**YOUR GOAL**
How many lines of the records below contain the word "записи"? Answer with the number alone.

## begin PROVIDED MATERIAL

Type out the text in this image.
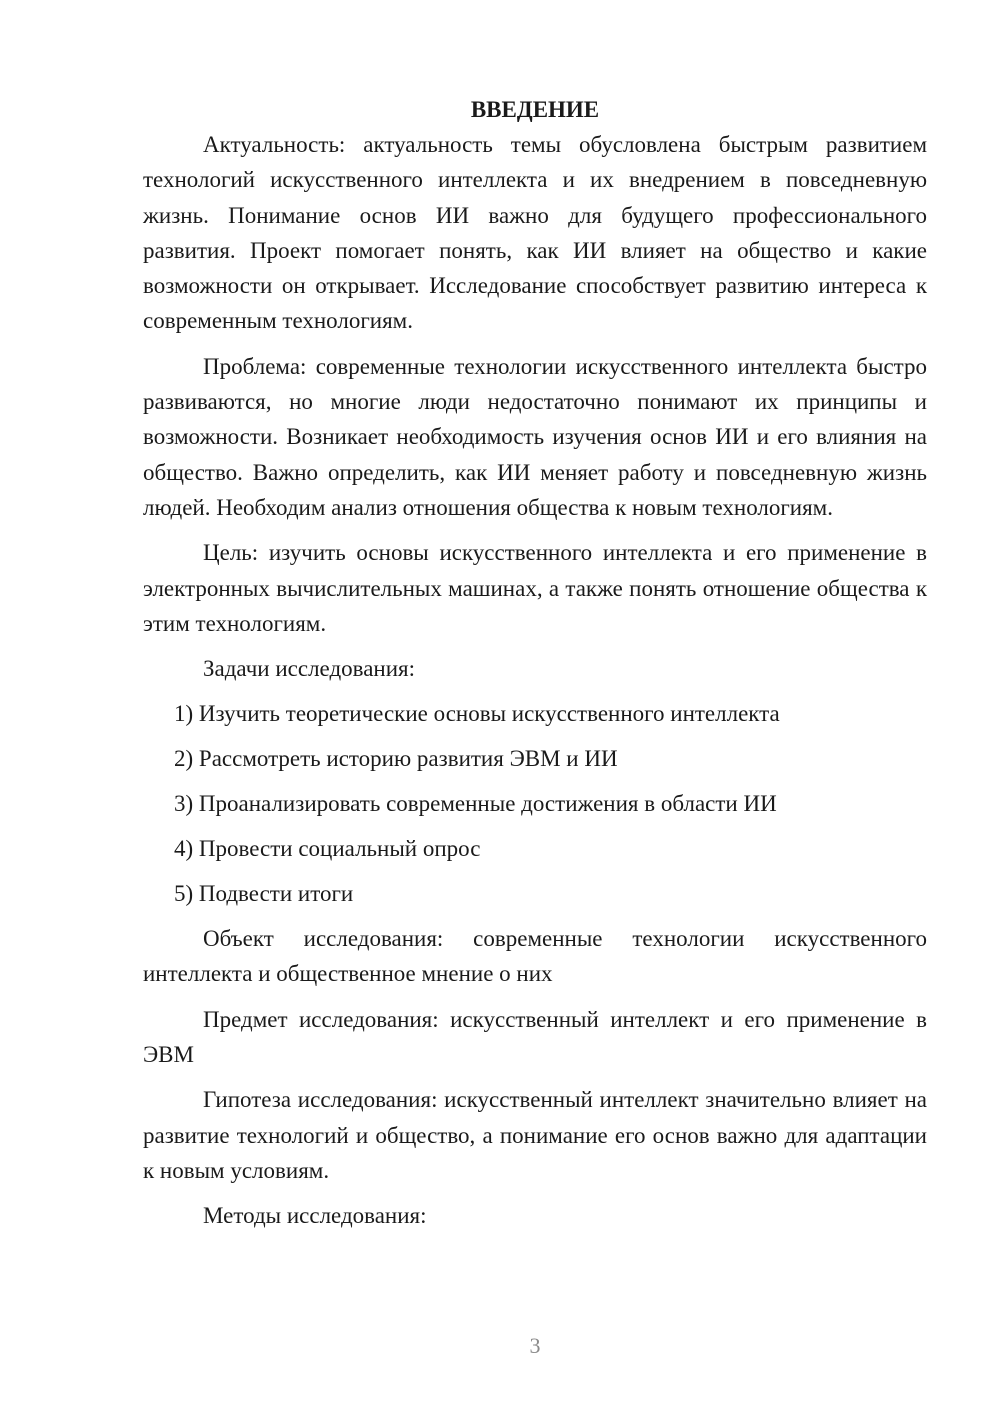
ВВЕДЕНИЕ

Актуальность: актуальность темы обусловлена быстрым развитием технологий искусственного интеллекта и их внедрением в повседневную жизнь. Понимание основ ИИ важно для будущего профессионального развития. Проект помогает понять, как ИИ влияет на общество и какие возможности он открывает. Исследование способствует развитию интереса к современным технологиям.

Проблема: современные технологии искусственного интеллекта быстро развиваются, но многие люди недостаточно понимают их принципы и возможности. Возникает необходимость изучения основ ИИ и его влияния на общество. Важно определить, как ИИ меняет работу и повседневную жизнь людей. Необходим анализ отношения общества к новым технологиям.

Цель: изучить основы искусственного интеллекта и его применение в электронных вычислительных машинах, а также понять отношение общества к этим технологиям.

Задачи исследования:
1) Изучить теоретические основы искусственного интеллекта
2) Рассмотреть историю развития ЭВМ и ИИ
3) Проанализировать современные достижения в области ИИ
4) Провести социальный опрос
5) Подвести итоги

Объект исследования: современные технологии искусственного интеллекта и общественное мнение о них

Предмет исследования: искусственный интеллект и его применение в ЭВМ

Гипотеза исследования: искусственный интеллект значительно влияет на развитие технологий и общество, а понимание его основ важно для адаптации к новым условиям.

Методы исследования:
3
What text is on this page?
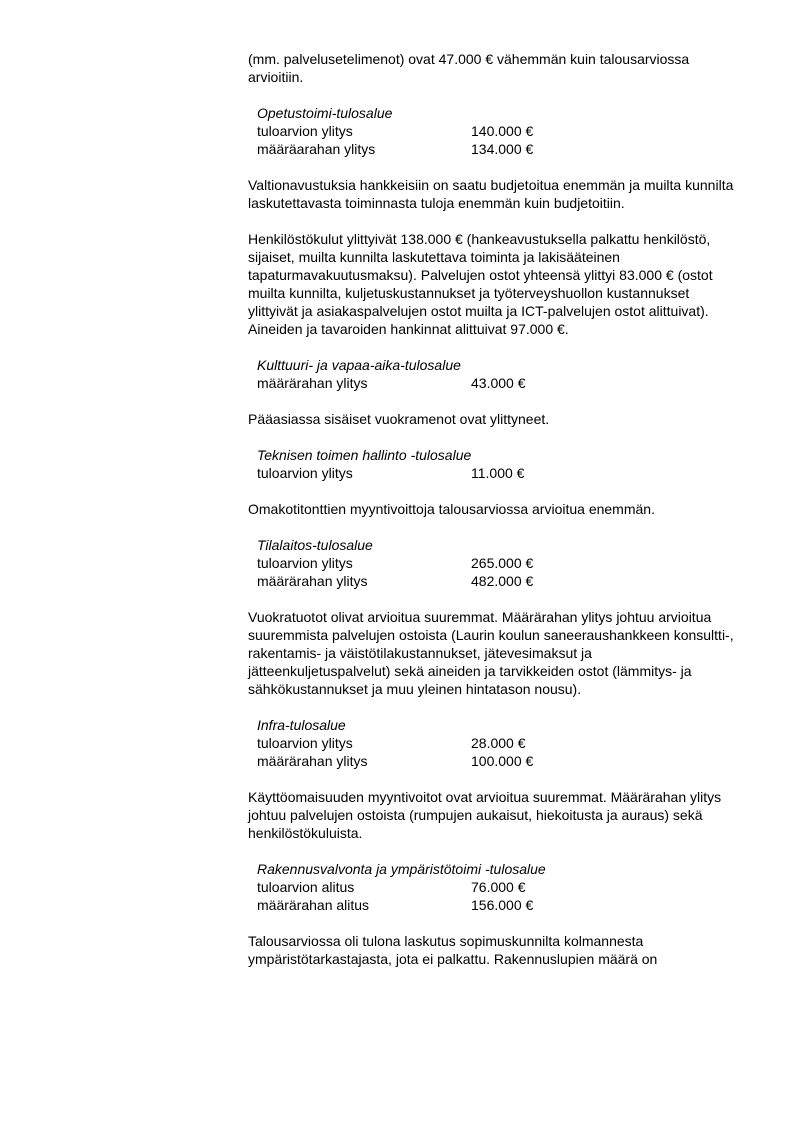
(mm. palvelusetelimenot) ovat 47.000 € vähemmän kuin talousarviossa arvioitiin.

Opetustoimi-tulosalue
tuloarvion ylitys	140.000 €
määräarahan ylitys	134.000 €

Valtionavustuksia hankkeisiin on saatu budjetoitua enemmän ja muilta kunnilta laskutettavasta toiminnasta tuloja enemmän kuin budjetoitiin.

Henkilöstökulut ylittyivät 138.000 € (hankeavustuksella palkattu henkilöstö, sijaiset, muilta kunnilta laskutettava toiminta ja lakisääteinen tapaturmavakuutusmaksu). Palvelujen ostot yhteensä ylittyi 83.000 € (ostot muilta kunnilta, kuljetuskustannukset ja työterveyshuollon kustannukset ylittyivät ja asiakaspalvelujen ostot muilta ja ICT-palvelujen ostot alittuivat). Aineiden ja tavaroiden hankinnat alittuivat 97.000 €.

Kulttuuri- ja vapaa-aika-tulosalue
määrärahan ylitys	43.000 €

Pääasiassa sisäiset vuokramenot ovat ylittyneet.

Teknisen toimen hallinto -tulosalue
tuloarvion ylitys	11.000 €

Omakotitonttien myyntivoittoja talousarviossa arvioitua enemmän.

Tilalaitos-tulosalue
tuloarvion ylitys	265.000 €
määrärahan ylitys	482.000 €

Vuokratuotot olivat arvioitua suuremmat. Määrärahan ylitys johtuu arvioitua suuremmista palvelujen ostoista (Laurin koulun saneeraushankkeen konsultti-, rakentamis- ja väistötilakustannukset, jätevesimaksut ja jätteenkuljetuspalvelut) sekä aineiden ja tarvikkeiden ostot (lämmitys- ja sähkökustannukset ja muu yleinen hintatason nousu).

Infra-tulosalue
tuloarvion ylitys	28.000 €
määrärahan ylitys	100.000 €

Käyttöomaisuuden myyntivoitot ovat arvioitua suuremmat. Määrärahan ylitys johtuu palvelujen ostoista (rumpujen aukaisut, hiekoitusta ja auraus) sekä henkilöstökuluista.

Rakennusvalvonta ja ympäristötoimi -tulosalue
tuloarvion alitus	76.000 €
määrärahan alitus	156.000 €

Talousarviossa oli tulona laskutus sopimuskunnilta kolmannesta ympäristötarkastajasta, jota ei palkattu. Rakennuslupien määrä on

## end PROVIDED MATERIAL
## begin PROVIDED MATERIAL

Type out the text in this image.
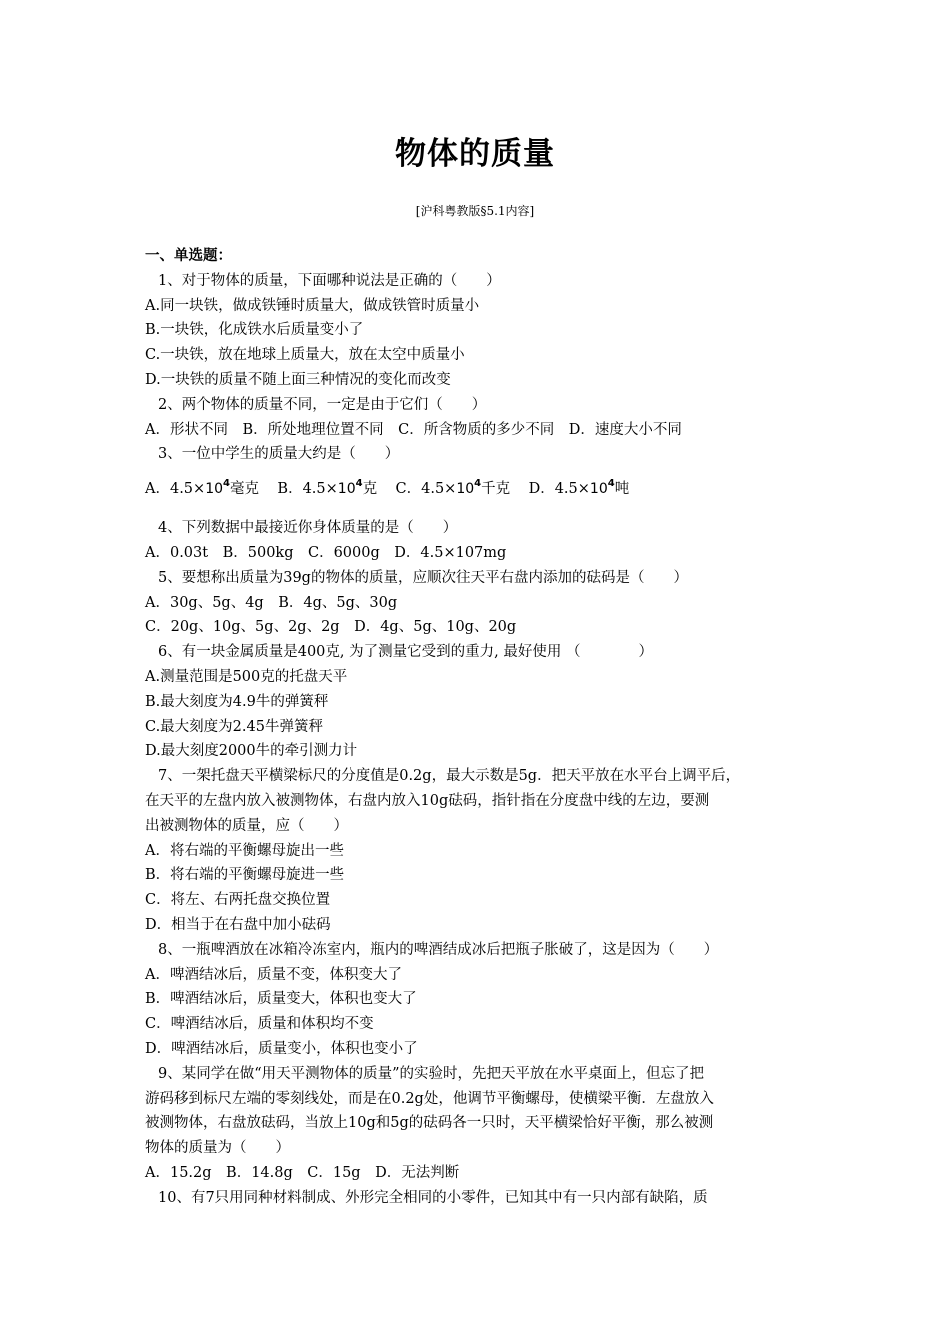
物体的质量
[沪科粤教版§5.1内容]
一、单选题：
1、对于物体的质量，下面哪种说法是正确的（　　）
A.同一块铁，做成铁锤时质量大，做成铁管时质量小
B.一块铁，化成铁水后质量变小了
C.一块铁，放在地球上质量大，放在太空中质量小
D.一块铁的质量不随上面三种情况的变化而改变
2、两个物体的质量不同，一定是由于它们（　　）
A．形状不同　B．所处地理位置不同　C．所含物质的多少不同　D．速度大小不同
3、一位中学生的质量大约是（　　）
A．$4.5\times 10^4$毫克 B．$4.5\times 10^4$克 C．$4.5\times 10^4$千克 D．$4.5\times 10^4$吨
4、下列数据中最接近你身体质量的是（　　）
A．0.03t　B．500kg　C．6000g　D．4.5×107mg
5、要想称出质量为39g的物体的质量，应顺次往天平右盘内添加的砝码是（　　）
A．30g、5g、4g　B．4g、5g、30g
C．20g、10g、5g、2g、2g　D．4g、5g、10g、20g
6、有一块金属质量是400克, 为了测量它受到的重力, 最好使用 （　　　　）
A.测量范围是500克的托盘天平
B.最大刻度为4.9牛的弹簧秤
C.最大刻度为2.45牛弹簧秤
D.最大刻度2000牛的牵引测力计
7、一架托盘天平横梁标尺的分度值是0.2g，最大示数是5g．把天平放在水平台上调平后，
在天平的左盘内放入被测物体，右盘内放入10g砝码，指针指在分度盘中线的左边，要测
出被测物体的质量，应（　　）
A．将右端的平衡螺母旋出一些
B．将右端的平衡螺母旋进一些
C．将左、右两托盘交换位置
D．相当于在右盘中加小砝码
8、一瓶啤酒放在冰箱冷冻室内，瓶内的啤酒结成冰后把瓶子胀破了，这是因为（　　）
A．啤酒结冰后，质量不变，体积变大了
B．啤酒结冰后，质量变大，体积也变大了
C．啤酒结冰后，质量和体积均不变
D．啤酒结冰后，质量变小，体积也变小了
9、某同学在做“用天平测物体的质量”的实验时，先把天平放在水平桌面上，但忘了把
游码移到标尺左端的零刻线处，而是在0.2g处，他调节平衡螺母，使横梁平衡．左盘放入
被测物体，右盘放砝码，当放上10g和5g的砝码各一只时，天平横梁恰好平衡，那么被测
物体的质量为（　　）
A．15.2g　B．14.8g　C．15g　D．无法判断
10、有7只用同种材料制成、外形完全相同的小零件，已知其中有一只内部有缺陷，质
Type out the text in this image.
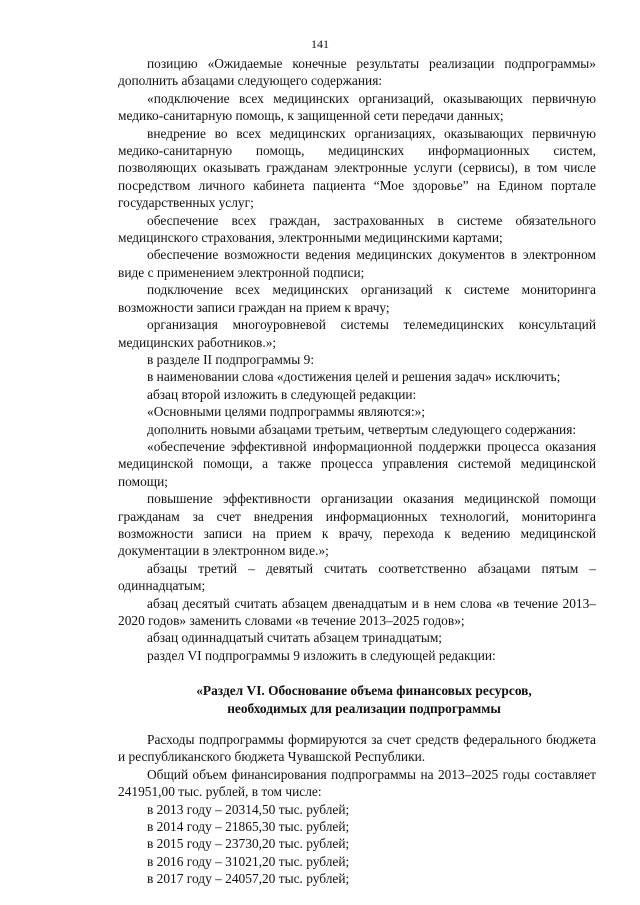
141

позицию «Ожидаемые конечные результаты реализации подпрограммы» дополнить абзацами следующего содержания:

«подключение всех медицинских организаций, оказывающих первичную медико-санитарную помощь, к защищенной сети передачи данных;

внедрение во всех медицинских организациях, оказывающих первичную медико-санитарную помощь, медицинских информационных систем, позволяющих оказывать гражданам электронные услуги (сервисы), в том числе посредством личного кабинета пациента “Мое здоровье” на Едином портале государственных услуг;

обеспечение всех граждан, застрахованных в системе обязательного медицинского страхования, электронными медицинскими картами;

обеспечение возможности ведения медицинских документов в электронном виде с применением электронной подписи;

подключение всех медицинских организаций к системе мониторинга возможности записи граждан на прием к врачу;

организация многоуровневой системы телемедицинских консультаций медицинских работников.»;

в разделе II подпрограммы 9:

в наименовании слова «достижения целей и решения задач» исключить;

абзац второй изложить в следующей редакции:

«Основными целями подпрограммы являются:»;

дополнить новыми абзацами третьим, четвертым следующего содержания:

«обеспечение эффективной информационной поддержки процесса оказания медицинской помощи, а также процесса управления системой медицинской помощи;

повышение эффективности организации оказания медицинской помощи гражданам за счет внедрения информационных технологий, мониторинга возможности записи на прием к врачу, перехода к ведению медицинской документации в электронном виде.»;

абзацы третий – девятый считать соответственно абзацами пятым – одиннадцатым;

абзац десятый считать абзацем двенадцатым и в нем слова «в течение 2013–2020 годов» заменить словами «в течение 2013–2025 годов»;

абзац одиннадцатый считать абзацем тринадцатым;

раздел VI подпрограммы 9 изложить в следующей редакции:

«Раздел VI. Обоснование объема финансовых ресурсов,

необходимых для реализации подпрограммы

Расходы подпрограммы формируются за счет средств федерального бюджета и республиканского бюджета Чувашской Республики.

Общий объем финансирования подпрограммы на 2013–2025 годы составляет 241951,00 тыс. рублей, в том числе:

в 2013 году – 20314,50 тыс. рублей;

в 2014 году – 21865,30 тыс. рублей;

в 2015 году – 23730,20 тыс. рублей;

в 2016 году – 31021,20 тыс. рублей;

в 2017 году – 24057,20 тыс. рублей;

## end PROVIDED MATERIAL

**SOLUTION**
2